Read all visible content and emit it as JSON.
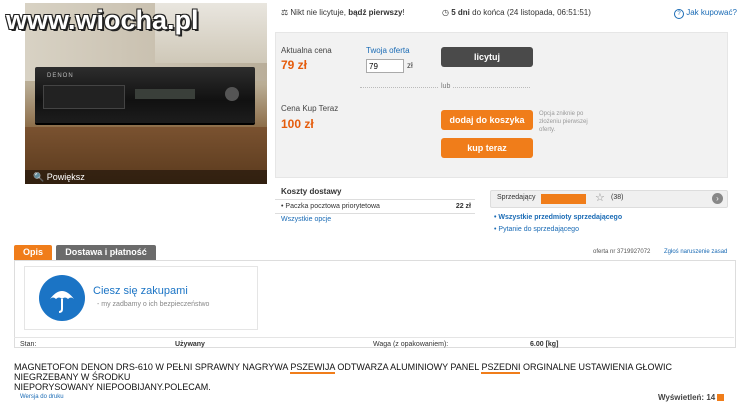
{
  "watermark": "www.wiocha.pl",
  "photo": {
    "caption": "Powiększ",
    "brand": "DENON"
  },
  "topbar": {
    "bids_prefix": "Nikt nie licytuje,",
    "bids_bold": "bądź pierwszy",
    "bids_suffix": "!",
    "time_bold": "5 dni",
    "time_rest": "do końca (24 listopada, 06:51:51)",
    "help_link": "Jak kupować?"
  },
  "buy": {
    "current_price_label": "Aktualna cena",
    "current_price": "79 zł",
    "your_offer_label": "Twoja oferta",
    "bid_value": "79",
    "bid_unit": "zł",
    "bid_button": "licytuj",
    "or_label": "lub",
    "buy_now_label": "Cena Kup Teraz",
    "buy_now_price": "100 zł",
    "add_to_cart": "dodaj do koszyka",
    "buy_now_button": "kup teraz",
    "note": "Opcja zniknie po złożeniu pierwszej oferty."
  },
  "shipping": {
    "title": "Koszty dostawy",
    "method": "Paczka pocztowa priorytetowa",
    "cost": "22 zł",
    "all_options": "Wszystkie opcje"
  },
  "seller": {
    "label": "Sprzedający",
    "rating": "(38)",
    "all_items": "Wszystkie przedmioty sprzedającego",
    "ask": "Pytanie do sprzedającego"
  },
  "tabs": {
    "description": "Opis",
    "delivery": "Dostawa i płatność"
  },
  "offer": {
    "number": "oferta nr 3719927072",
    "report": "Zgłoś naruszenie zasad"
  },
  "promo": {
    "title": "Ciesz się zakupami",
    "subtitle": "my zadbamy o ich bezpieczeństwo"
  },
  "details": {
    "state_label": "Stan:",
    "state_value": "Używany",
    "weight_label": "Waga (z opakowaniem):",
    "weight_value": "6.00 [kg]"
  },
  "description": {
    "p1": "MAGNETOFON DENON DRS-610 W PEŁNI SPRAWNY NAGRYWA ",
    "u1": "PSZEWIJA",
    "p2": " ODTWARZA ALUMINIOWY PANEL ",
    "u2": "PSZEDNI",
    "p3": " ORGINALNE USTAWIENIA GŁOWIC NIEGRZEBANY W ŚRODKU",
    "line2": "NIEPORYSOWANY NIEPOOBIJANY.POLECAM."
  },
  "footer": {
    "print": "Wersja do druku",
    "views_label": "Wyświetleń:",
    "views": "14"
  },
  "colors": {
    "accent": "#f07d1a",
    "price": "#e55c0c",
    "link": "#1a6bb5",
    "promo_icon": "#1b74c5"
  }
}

_ _ _ _ _

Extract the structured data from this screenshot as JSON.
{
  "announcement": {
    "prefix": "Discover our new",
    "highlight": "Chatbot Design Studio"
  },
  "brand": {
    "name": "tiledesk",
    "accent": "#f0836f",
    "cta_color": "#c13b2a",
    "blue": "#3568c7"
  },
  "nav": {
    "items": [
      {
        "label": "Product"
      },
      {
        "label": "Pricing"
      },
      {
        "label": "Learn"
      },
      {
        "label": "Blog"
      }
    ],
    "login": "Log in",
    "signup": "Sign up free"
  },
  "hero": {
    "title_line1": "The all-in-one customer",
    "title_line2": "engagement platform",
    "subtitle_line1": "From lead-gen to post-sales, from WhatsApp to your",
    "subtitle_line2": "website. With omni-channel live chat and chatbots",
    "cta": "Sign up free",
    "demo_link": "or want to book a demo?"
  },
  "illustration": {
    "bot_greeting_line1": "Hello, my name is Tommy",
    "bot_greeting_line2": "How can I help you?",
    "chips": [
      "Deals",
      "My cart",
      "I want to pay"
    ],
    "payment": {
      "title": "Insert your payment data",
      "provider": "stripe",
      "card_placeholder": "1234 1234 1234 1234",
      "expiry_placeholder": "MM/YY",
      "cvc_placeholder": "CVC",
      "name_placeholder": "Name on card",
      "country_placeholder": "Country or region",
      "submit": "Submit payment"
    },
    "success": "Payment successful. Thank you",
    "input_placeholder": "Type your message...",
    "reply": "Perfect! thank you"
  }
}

_ _ _ _ _

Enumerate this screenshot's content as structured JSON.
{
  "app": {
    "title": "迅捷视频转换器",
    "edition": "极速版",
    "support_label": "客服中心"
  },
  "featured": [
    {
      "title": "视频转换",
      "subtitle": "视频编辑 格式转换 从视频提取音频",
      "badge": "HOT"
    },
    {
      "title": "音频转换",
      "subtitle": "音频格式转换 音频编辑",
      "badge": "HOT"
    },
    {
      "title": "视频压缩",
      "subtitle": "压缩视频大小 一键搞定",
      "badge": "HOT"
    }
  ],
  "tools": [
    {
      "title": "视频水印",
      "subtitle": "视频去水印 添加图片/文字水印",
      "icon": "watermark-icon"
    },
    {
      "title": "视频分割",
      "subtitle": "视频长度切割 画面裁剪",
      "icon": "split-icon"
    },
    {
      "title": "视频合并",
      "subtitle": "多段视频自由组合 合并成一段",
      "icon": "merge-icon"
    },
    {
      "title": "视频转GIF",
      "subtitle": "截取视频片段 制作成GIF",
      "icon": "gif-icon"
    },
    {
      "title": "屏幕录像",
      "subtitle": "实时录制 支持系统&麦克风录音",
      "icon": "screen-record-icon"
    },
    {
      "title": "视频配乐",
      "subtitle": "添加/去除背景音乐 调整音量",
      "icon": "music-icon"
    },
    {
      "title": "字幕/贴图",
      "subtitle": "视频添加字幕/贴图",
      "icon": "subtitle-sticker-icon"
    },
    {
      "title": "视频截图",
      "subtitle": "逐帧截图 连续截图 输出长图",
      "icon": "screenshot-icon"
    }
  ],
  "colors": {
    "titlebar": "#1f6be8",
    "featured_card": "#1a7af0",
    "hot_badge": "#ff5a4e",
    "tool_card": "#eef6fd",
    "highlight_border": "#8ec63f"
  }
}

_ _ _ _ _

Copy all lines of the material above where the string "screenshot" occurs.

:: Response below ::
Extract the structured data from this screenshot as JSON.
Enumerate this screenshot's content as structured JSON.
      "icon": "screenshot-icon"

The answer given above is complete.